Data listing

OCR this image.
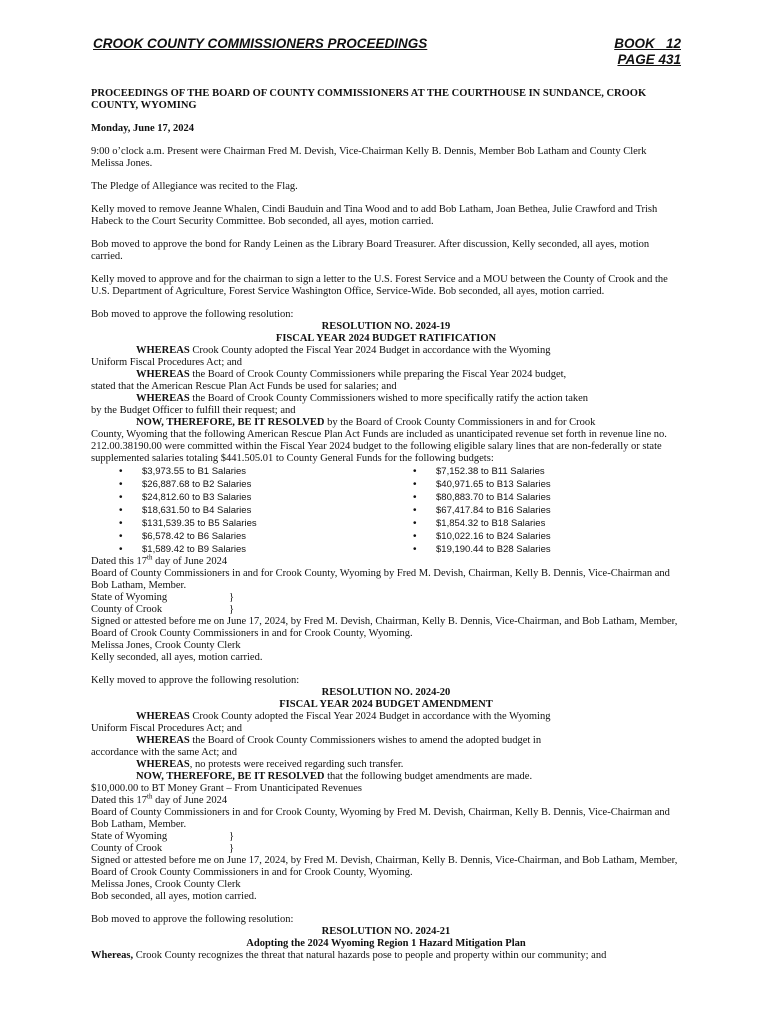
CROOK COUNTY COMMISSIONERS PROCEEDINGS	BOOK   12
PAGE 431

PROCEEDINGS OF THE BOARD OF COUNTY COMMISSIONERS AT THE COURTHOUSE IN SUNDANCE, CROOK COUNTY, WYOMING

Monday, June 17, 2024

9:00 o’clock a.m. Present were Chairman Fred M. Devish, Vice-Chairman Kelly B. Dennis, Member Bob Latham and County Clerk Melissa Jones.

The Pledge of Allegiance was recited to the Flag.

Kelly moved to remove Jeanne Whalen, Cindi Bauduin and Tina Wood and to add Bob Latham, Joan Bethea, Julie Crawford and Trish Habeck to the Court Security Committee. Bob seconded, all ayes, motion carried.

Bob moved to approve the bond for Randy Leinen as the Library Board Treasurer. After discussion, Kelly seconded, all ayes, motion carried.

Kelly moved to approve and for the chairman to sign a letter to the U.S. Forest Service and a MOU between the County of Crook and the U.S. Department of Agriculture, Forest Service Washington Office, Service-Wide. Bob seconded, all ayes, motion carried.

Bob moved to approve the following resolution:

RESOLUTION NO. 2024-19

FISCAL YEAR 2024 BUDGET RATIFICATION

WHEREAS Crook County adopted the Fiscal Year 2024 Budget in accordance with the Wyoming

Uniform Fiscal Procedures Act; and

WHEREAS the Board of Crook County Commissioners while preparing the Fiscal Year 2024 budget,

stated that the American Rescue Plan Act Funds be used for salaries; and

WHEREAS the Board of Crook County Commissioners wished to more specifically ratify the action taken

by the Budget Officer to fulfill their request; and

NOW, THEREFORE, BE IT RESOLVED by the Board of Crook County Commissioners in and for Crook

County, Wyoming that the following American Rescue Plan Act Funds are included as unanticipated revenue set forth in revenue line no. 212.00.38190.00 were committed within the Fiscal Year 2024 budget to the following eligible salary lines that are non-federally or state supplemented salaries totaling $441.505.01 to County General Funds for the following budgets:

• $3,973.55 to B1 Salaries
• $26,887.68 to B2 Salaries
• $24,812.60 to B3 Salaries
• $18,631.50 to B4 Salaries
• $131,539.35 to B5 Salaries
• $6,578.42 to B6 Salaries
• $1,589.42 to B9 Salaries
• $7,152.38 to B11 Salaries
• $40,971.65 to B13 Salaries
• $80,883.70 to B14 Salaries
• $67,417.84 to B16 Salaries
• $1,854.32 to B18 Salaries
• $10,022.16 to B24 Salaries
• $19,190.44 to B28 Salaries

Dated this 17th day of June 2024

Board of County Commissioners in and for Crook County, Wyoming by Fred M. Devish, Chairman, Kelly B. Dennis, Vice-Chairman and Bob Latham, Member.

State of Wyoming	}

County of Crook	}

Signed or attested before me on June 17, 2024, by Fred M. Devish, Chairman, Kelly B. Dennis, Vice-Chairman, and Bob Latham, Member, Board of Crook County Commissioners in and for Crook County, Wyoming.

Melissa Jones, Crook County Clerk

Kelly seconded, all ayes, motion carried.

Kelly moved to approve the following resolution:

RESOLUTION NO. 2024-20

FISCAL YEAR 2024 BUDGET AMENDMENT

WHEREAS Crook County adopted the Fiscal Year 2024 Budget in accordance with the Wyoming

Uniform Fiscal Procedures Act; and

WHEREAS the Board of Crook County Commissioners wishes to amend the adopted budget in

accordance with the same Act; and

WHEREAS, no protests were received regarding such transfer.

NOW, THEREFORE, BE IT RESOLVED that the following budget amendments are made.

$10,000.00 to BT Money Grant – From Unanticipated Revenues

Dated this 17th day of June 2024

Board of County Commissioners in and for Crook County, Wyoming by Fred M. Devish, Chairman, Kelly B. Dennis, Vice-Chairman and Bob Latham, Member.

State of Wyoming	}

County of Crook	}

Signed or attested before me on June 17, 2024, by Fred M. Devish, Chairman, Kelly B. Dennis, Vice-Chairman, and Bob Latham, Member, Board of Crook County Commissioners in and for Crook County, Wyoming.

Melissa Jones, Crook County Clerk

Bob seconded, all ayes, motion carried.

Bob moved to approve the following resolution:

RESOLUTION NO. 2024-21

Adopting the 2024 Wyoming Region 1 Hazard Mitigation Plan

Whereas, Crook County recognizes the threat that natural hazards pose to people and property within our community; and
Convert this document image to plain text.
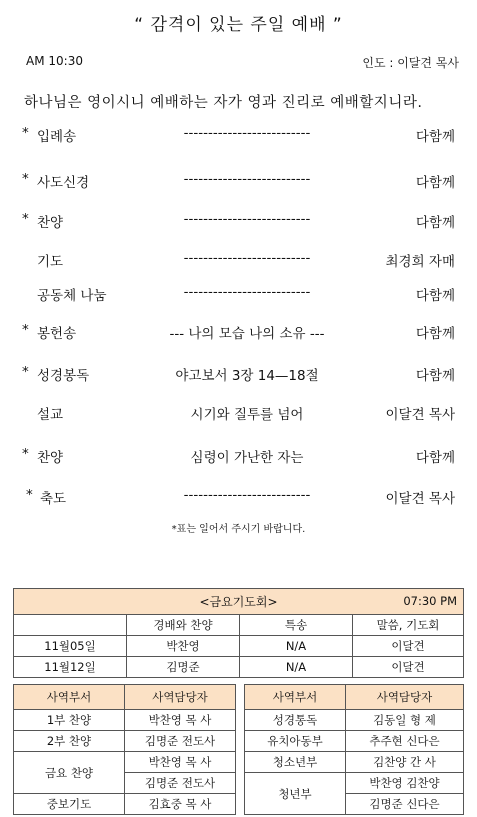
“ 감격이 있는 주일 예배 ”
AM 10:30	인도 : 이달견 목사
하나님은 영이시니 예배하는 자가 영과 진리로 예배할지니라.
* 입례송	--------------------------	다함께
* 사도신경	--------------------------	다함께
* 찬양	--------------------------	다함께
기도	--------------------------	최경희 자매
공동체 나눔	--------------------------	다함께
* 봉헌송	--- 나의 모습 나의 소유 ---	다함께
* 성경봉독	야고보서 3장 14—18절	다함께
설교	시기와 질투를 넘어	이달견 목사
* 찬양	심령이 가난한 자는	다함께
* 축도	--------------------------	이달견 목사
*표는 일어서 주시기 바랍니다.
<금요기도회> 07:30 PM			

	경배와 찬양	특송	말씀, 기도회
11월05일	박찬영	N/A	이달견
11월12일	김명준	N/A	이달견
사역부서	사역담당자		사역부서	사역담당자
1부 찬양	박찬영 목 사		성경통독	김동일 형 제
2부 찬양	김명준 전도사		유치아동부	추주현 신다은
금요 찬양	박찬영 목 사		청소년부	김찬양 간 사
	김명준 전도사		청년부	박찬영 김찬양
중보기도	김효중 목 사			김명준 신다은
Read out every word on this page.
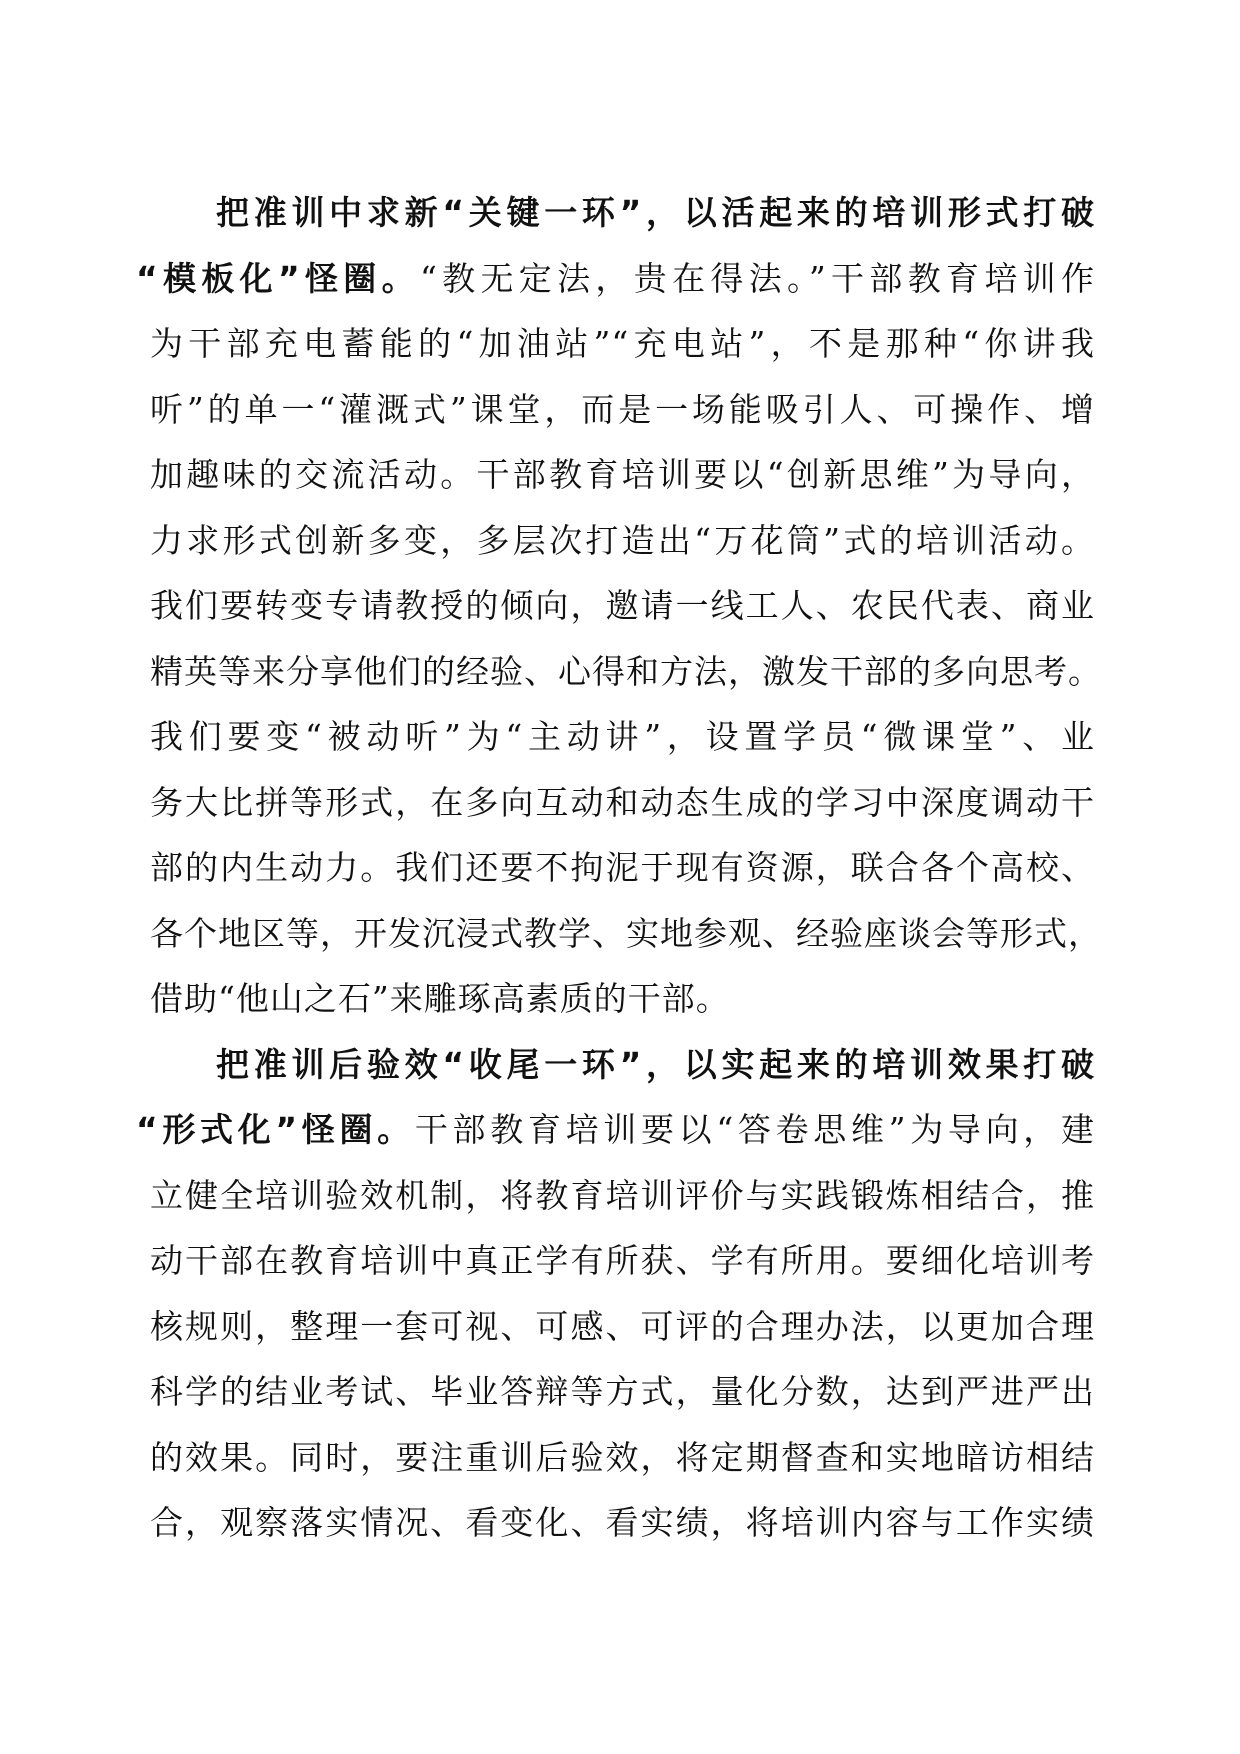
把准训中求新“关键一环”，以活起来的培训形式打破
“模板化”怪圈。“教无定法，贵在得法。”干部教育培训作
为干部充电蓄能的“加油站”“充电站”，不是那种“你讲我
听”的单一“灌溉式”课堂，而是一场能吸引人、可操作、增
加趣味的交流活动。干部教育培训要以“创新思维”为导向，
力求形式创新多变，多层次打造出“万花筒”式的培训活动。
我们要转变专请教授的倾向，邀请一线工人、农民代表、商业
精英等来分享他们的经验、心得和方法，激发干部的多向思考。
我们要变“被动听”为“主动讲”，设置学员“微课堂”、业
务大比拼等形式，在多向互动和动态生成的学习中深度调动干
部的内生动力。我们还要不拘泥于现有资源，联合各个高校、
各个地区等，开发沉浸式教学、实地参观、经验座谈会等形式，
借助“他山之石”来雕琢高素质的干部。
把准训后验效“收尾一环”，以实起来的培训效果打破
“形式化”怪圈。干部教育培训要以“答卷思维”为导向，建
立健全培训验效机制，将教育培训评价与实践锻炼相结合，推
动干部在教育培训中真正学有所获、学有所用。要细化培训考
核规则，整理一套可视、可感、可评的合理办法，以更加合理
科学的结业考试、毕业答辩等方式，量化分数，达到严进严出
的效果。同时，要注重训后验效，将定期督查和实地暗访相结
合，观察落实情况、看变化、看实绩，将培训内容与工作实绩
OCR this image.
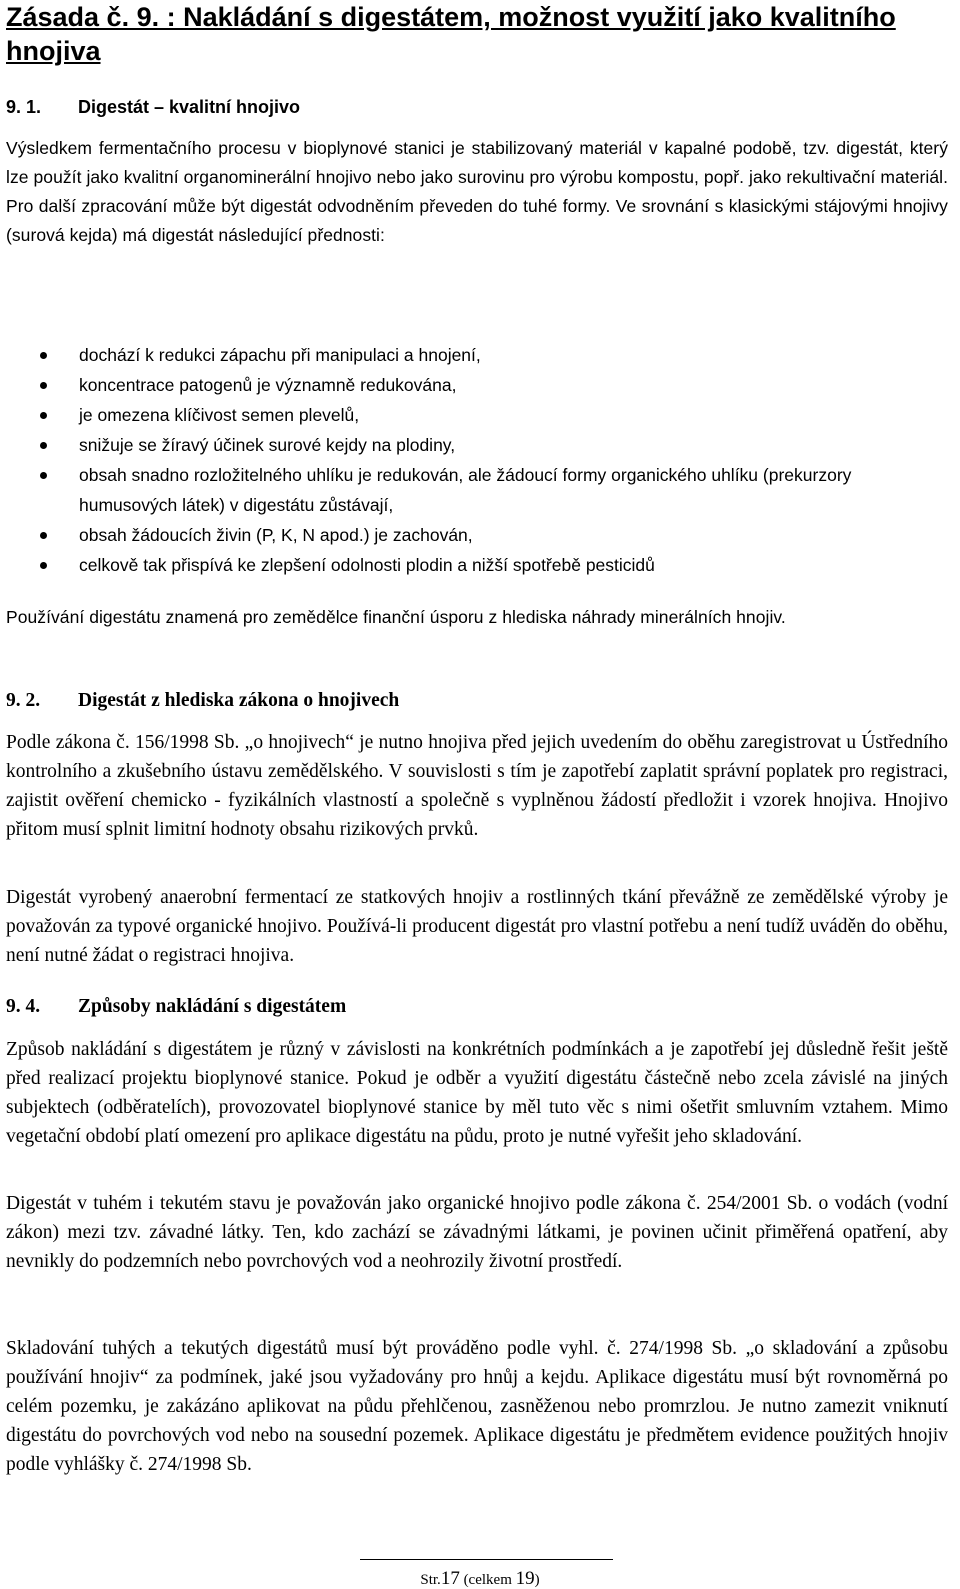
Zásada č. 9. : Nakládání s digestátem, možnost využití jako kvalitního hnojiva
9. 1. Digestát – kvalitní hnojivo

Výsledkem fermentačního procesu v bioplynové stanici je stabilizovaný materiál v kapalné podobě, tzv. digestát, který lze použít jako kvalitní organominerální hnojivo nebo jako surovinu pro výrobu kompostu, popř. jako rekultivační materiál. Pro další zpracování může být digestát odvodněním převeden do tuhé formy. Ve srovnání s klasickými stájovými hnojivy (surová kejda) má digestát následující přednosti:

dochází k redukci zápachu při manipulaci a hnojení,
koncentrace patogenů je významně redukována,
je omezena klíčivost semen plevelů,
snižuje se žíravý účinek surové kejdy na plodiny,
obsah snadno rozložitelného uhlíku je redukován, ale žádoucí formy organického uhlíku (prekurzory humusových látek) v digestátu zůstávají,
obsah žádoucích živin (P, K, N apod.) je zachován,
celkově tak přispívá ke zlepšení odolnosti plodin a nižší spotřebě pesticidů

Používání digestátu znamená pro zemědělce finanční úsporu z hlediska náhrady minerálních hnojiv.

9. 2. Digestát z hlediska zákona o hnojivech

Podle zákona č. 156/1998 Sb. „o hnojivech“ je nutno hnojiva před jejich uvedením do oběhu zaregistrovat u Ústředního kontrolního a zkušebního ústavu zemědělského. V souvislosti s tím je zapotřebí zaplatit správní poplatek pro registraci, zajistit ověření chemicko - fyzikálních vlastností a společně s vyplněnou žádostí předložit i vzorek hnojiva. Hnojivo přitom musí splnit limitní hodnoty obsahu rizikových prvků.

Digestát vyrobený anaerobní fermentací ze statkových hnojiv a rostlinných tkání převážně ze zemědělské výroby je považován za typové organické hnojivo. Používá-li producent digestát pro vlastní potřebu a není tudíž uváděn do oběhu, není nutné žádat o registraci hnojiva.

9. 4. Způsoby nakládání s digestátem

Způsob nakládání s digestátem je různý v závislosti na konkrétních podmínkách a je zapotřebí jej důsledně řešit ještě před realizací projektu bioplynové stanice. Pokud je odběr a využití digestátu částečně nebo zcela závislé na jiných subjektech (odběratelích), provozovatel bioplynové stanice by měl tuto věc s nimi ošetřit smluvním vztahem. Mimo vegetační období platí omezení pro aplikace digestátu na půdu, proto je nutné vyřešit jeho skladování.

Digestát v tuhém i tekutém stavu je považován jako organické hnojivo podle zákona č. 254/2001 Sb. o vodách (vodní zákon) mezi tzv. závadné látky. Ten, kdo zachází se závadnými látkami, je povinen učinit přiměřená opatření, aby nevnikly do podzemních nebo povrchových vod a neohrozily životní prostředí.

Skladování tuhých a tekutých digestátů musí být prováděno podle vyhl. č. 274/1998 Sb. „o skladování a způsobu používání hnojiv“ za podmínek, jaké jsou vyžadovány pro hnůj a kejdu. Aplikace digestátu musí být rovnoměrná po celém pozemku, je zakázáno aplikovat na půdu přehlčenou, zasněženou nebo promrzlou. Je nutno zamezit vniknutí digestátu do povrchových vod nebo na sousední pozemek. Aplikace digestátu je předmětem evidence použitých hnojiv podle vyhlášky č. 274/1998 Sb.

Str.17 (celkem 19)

- _Your task_: From the entries above, extract every line where the word "Funds" appears.

- _Response to the exercise_:
stated that the American Rescue Plan Act Funds be used for salaries; and
County, Wyoming that the following American Rescue Plan Act Funds are included as unanticipated revenue set forth in revenue line no. 212.00.38190.00 were committed within the Fiscal Year 2024 budget to the following eligible salary lines that are non-federally or state supplemented salaries totaling $441.505.01 to County General Funds for the following budgets:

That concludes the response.